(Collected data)
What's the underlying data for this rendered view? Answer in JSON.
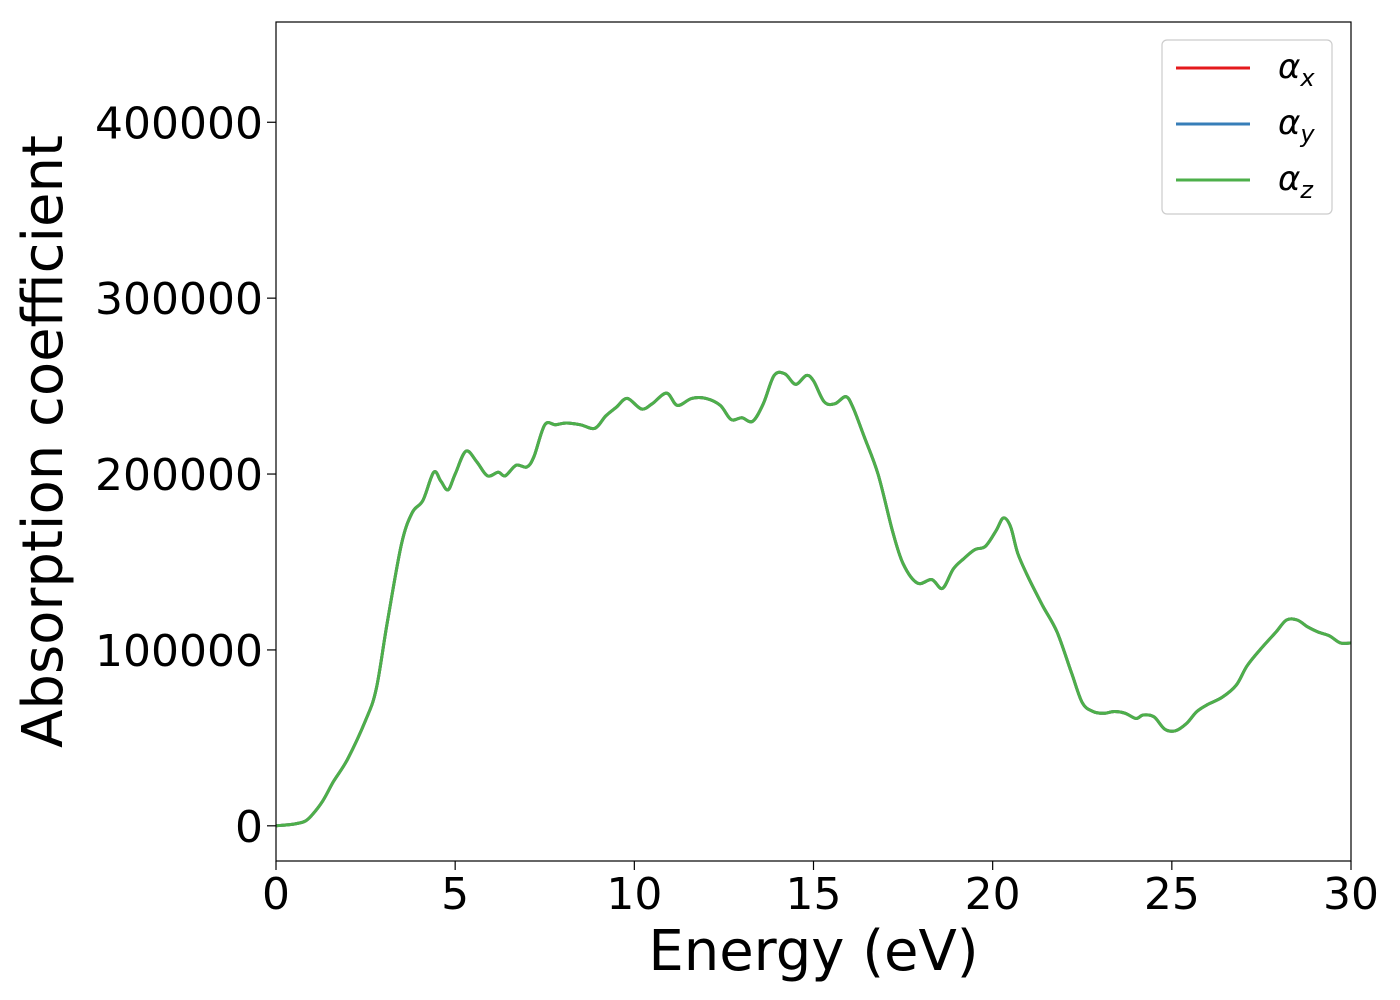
{
  "chart_data": {
    "type": "line",
    "title": "",
    "xlabel": "Energy (eV)",
    "ylabel": "Absorption coefficient",
    "xlim": [
      0,
      30
    ],
    "ylim": [
      -20000,
      457000
    ],
    "xticks": [
      0,
      5,
      10,
      15,
      20,
      25,
      30
    ],
    "yticks": [
      0,
      100000,
      200000,
      300000,
      400000
    ],
    "grid": false,
    "legend_position": "top-right",
    "series": [
      {
        "name": "α",
        "subscript": "x",
        "color": "#e41a1c",
        "x": [
          0,
          0.5,
          0.8,
          1.0,
          1.3,
          1.6,
          2.0,
          2.5,
          2.8,
          3.1,
          3.5,
          3.8,
          4.1,
          4.4,
          4.6,
          4.8,
          5.0,
          5.3,
          5.6,
          5.9,
          6.2,
          6.4,
          6.7,
          7.0,
          7.2,
          7.5,
          7.8,
          8.1,
          8.5,
          8.9,
          9.2,
          9.5,
          9.8,
          10.2,
          10.5,
          10.9,
          11.2,
          11.6,
          12.0,
          12.4,
          12.7,
          13.0,
          13.3,
          13.6,
          13.9,
          14.2,
          14.5,
          14.8,
          15.0,
          15.3,
          15.6,
          15.9,
          16.1,
          16.4,
          16.8,
          17.2,
          17.5,
          17.9,
          18.3,
          18.6,
          18.9,
          19.2,
          19.5,
          19.8,
          20.1,
          20.3,
          20.5,
          20.7,
          21.0,
          21.4,
          21.8,
          22.2,
          22.5,
          22.8,
          23.1,
          23.4,
          23.7,
          24.0,
          24.2,
          24.5,
          24.8,
          25.1,
          25.4,
          25.7,
          26.0,
          26.4,
          26.8,
          27.1,
          27.5,
          27.9,
          28.2,
          28.5,
          28.8,
          29.1,
          29.4,
          29.7,
          30.0
        ],
        "y": [
          0,
          1000,
          2500,
          6000,
          14000,
          25000,
          38000,
          60000,
          78000,
          115000,
          160000,
          178000,
          185000,
          201000,
          196000,
          191000,
          200000,
          213000,
          207000,
          199000,
          201000,
          199000,
          205000,
          204000,
          210000,
          228000,
          228000,
          229000,
          228000,
          226000,
          233000,
          238000,
          243000,
          237000,
          240000,
          246000,
          239000,
          243000,
          243000,
          239000,
          231000,
          232000,
          230000,
          240000,
          256000,
          257000,
          251000,
          256000,
          253000,
          241000,
          240000,
          244000,
          238000,
          222000,
          200000,
          168000,
          149000,
          138000,
          140000,
          135000,
          146000,
          152000,
          157000,
          159000,
          168000,
          175000,
          170000,
          155000,
          141000,
          125000,
          110000,
          87000,
          70000,
          65000,
          64000,
          65000,
          64000,
          61000,
          63000,
          62000,
          55000,
          54000,
          58000,
          65000,
          69000,
          73000,
          80000,
          91000,
          101000,
          110000,
          117000,
          117000,
          113000,
          110000,
          108000,
          104000,
          104000
        ]
      },
      {
        "name": "α",
        "subscript": "y",
        "color": "#377eb8",
        "x": [
          0,
          0.5,
          0.8,
          1.0,
          1.3,
          1.6,
          2.0,
          2.5,
          2.8,
          3.1,
          3.5,
          3.8,
          4.1,
          4.4,
          4.6,
          4.8,
          5.0,
          5.3,
          5.6,
          5.9,
          6.2,
          6.4,
          6.7,
          7.0,
          7.2,
          7.5,
          7.8,
          8.1,
          8.5,
          8.9,
          9.2,
          9.5,
          9.8,
          10.2,
          10.5,
          10.9,
          11.2,
          11.6,
          12.0,
          12.4,
          12.7,
          13.0,
          13.3,
          13.6,
          13.9,
          14.2,
          14.5,
          14.8,
          15.0,
          15.3,
          15.6,
          15.9,
          16.1,
          16.4,
          16.8,
          17.2,
          17.5,
          17.9,
          18.3,
          18.6,
          18.9,
          19.2,
          19.5,
          19.8,
          20.1,
          20.3,
          20.5,
          20.7,
          21.0,
          21.4,
          21.8,
          22.2,
          22.5,
          22.8,
          23.1,
          23.4,
          23.7,
          24.0,
          24.2,
          24.5,
          24.8,
          25.1,
          25.4,
          25.7,
          26.0,
          26.4,
          26.8,
          27.1,
          27.5,
          27.9,
          28.2,
          28.5,
          28.8,
          29.1,
          29.4,
          29.7,
          30.0
        ],
        "y": [
          0,
          1000,
          2500,
          6000,
          14000,
          25000,
          38000,
          60000,
          78000,
          115000,
          160000,
          178000,
          185000,
          201000,
          196000,
          191000,
          200000,
          213000,
          207000,
          199000,
          201000,
          199000,
          205000,
          204000,
          210000,
          228000,
          228000,
          229000,
          228000,
          226000,
          233000,
          238000,
          243000,
          237000,
          240000,
          246000,
          239000,
          243000,
          243000,
          239000,
          231000,
          232000,
          230000,
          240000,
          256000,
          257000,
          251000,
          256000,
          253000,
          241000,
          240000,
          244000,
          238000,
          222000,
          200000,
          168000,
          149000,
          138000,
          140000,
          135000,
          146000,
          152000,
          157000,
          159000,
          168000,
          175000,
          170000,
          155000,
          141000,
          125000,
          110000,
          87000,
          70000,
          65000,
          64000,
          65000,
          64000,
          61000,
          63000,
          62000,
          55000,
          54000,
          58000,
          65000,
          69000,
          73000,
          80000,
          91000,
          101000,
          110000,
          117000,
          117000,
          113000,
          110000,
          108000,
          104000,
          104000
        ]
      },
      {
        "name": "α",
        "subscript": "z",
        "color": "#4daf4a",
        "x": [
          0,
          0.5,
          0.8,
          1.0,
          1.3,
          1.6,
          2.0,
          2.5,
          2.8,
          3.1,
          3.5,
          3.8,
          4.1,
          4.4,
          4.6,
          4.8,
          5.0,
          5.3,
          5.6,
          5.9,
          6.2,
          6.4,
          6.7,
          7.0,
          7.2,
          7.5,
          7.8,
          8.1,
          8.5,
          8.9,
          9.2,
          9.5,
          9.8,
          10.2,
          10.5,
          10.9,
          11.2,
          11.6,
          12.0,
          12.4,
          12.7,
          13.0,
          13.3,
          13.6,
          13.9,
          14.2,
          14.5,
          14.8,
          15.0,
          15.3,
          15.6,
          15.9,
          16.1,
          16.4,
          16.8,
          17.2,
          17.5,
          17.9,
          18.3,
          18.6,
          18.9,
          19.2,
          19.5,
          19.8,
          20.1,
          20.3,
          20.5,
          20.7,
          21.0,
          21.4,
          21.8,
          22.2,
          22.5,
          22.8,
          23.1,
          23.4,
          23.7,
          24.0,
          24.2,
          24.5,
          24.8,
          25.1,
          25.4,
          25.7,
          26.0,
          26.4,
          26.8,
          27.1,
          27.5,
          27.9,
          28.2,
          28.5,
          28.8,
          29.1,
          29.4,
          29.7,
          30.0
        ],
        "y": [
          0,
          1000,
          2500,
          6000,
          14000,
          25000,
          38000,
          60000,
          78000,
          115000,
          160000,
          178000,
          185000,
          201000,
          196000,
          191000,
          200000,
          213000,
          207000,
          199000,
          201000,
          199000,
          205000,
          204000,
          210000,
          228000,
          228000,
          229000,
          228000,
          226000,
          233000,
          238000,
          243000,
          237000,
          240000,
          246000,
          239000,
          243000,
          243000,
          239000,
          231000,
          232000,
          230000,
          240000,
          256000,
          257000,
          251000,
          256000,
          253000,
          241000,
          240000,
          244000,
          238000,
          222000,
          200000,
          168000,
          149000,
          138000,
          140000,
          135000,
          146000,
          152000,
          157000,
          159000,
          168000,
          175000,
          170000,
          155000,
          141000,
          125000,
          110000,
          87000,
          70000,
          65000,
          64000,
          65000,
          64000,
          61000,
          63000,
          62000,
          55000,
          54000,
          58000,
          65000,
          69000,
          73000,
          80000,
          91000,
          101000,
          110000,
          117000,
          117000,
          113000,
          110000,
          108000,
          104000,
          104000
        ]
      }
    ]
  }
}
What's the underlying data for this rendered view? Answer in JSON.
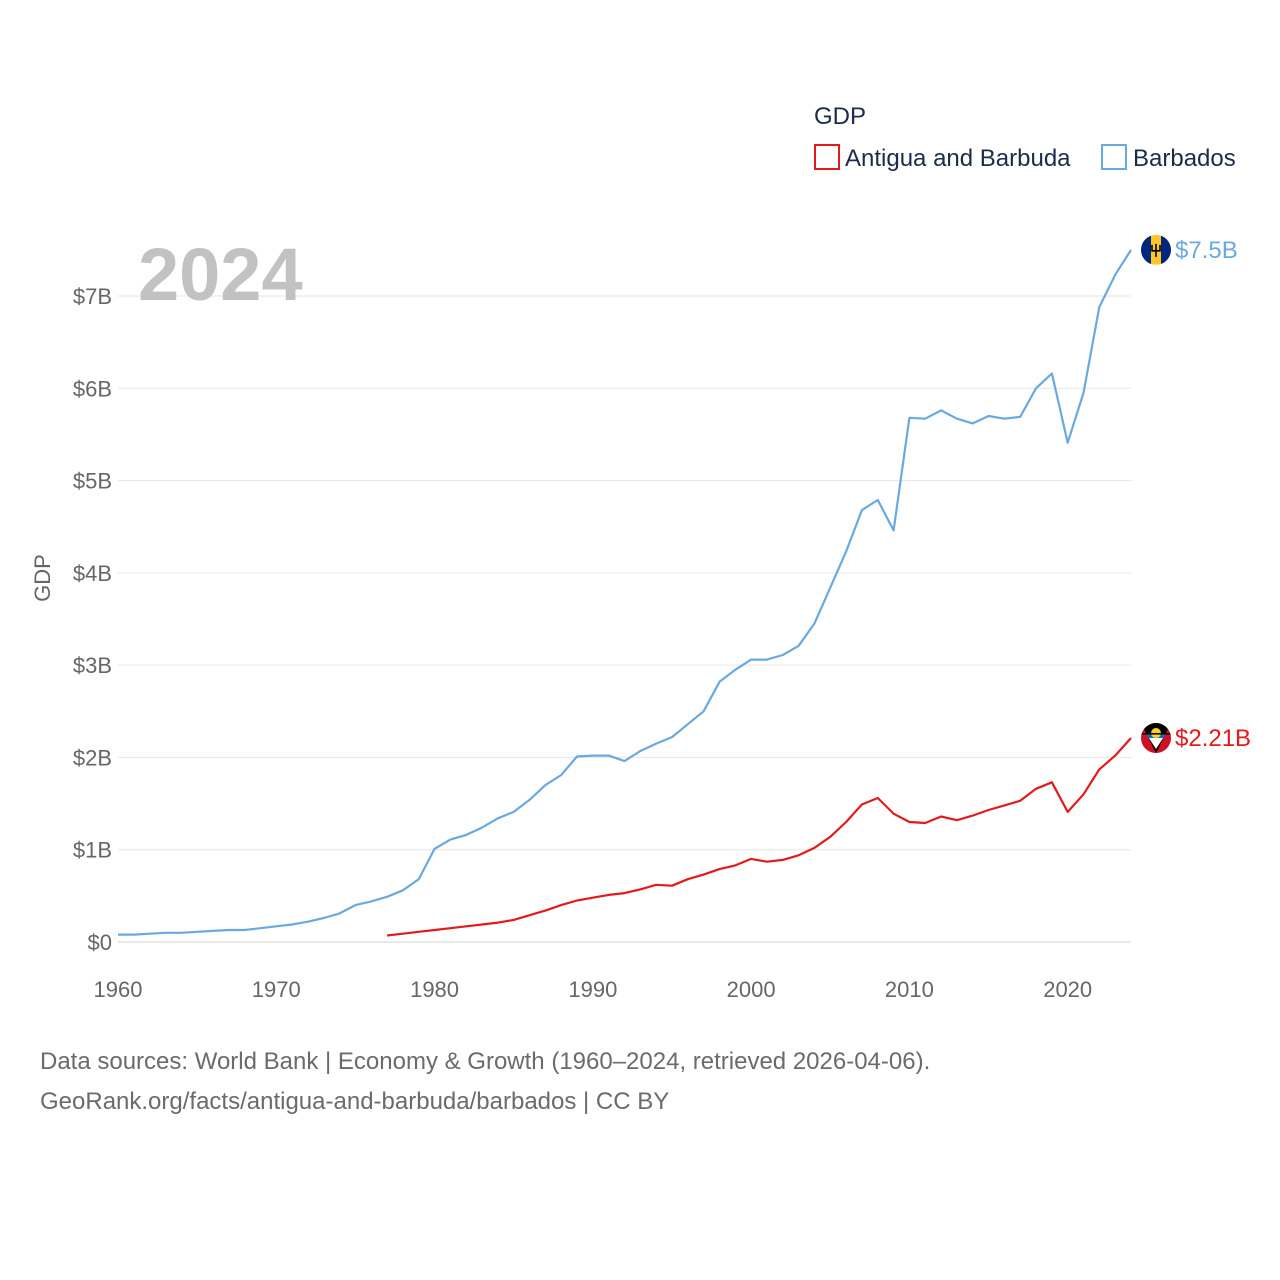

* PROBLEM DETAILS *
Identify the lines in the entries that hold "subscript" and return each one.

* EXPECTED ANSWER *
        "subscript": "x",
        "subscript": "y",
        "subscript": "z",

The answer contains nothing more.